*REQUIREMENT:* From the entries below, pull out each line where "color" appears.

*SUPPLIED RECORDS:*
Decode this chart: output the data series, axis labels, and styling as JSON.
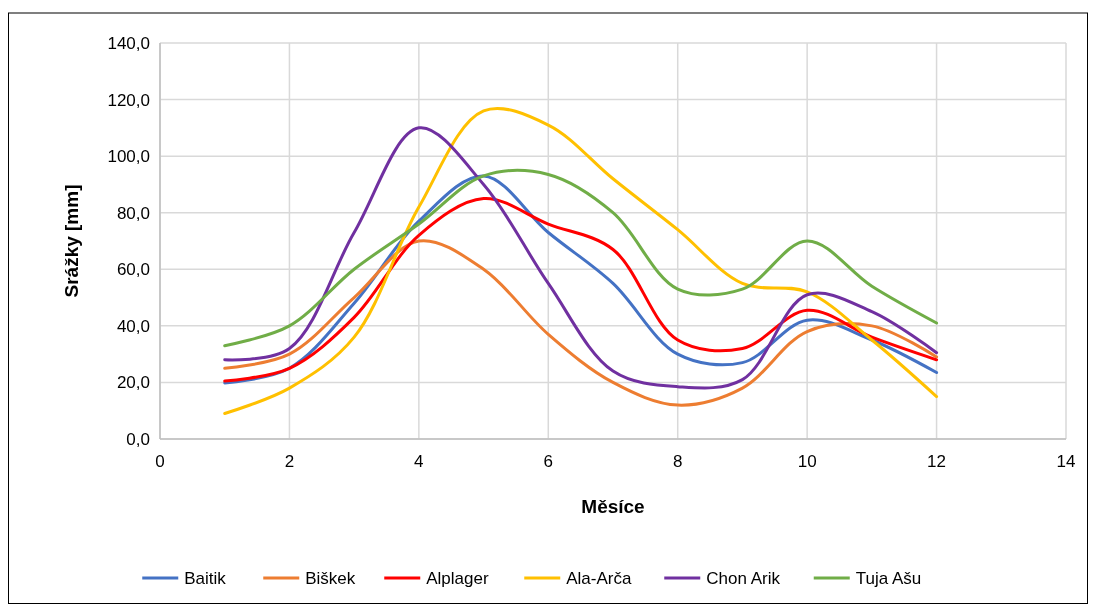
{
  "chart_data": {
    "type": "line",
    "xlabel": "Měsíce",
    "ylabel": "Srážky [mm]",
    "x": [
      1,
      2,
      3,
      4,
      5,
      6,
      7,
      8,
      9,
      10,
      11,
      12
    ],
    "series": [
      {
        "name": "Baitik",
        "color": "#4472c4",
        "values": [
          19.8,
          25,
          48,
          77,
          93,
          73,
          55,
          30,
          27,
          42,
          35,
          23.5
        ]
      },
      {
        "name": "Biškek",
        "color": "#ed7d31",
        "values": [
          25,
          30,
          50,
          70,
          60,
          37,
          20,
          12,
          18,
          38,
          40,
          29
        ]
      },
      {
        "name": "Alplager",
        "color": "#ff0000",
        "values": [
          20.5,
          25,
          43,
          72,
          85,
          76,
          67,
          35,
          32,
          45.5,
          36,
          28
        ]
      },
      {
        "name": "Ala-Arča",
        "color": "#ffc000",
        "values": [
          9,
          18,
          36,
          82,
          116,
          111,
          92,
          74,
          55,
          52,
          35,
          15
        ]
      },
      {
        "name": "Chon Arik",
        "color": "#7030a0",
        "values": [
          28,
          32,
          73,
          110,
          90,
          55,
          24,
          18.5,
          21,
          51,
          45,
          30.5
        ]
      },
      {
        "name": "Tuja Ašu",
        "color": "#70ad47",
        "values": [
          33,
          40,
          60,
          76,
          93,
          93.5,
          80,
          53,
          53,
          70,
          54,
          41
        ]
      }
    ],
    "xlim": [
      0,
      14
    ],
    "xticks": [
      0,
      2,
      4,
      6,
      8,
      10,
      12,
      14
    ],
    "ylim": [
      0,
      140
    ],
    "yticks": [
      {
        "value": 0,
        "label": "0,0"
      },
      {
        "value": 20,
        "label": "20,0"
      },
      {
        "value": 40,
        "label": "40,0"
      },
      {
        "value": 60,
        "label": "60,0"
      },
      {
        "value": 80,
        "label": "80,0"
      },
      {
        "value": 100,
        "label": "100,0"
      },
      {
        "value": 120,
        "label": "120,0"
      },
      {
        "value": 140,
        "label": "140,0"
      }
    ],
    "grid": true,
    "legend": "bottom",
    "marker": "none",
    "line_style": "solid"
  }
}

*EXPECTED ANSWER:*
        "color": "#4472c4",
        "color": "#ed7d31",
        "color": "#ff0000",
        "color": "#ffc000",
        "color": "#7030a0",
        "color": "#70ad47",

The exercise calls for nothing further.